======== DATASET ========

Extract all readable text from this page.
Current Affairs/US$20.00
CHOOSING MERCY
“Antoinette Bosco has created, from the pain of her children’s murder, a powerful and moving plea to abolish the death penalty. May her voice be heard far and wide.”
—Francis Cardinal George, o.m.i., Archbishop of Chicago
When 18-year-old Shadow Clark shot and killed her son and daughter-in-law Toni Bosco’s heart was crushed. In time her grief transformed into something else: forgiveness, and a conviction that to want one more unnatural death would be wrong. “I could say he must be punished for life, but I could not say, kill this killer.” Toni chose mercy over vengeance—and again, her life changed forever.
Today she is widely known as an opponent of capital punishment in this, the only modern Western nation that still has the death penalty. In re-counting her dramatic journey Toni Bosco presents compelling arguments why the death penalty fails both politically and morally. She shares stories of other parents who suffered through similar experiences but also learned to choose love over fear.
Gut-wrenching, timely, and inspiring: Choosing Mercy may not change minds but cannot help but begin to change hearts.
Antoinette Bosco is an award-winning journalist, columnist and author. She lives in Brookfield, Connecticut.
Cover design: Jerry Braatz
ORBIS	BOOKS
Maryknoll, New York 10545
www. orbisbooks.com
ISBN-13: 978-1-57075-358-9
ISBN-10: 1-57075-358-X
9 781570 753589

========

▶ PROBLEM TO WORK ON:
Retype every record above exactly as it appears.

▶ TASK RESULT:
Extract all readable text from this page.
Current Affairs/US$20.00
CHOOSING MERCY
“Antoinette Bosco has created, from the pain of her children’s murder, a powerful and moving plea to abolish the death penalty. May her voice be heard far and wide.”
—Francis Cardinal George, o.m.i., Archbishop of Chicago
When 18-year-old Shadow Clark shot and killed her son and daughter-in-law Toni Bosco’s heart was crushed. In time her grief transformed into something else: forgiveness, and a conviction that to want one more unnatural death would be wrong. “I could say he must be punished for life, but I could not say, kill this killer.” Toni chose mercy over vengeance—and again, her life changed forever.
Today she is widely known as an opponent of capital punishment in this, the only modern Western nation that still has the death penalty. In re-counting her dramatic journey Toni Bosco presents compelling arguments why the death penalty fails both politically and morally. She shares stories of other parents who suffered through similar experiences but also learned to choose love over fear.
Gut-wrenching, timely, and inspiring: Choosing Mercy may not change minds but cannot help but begin to change hearts.
Antoinette Bosco is an award-winning journalist, columnist and author. She lives in Brookfield, Connecticut.
Cover design: Jerry Braatz
ORBIS	BOOKS
Maryknoll, New York 10545
www. orbisbooks.com
ISBN-13: 978-1-57075-358-9
ISBN-10: 1-57075-358-X
9 781570 753589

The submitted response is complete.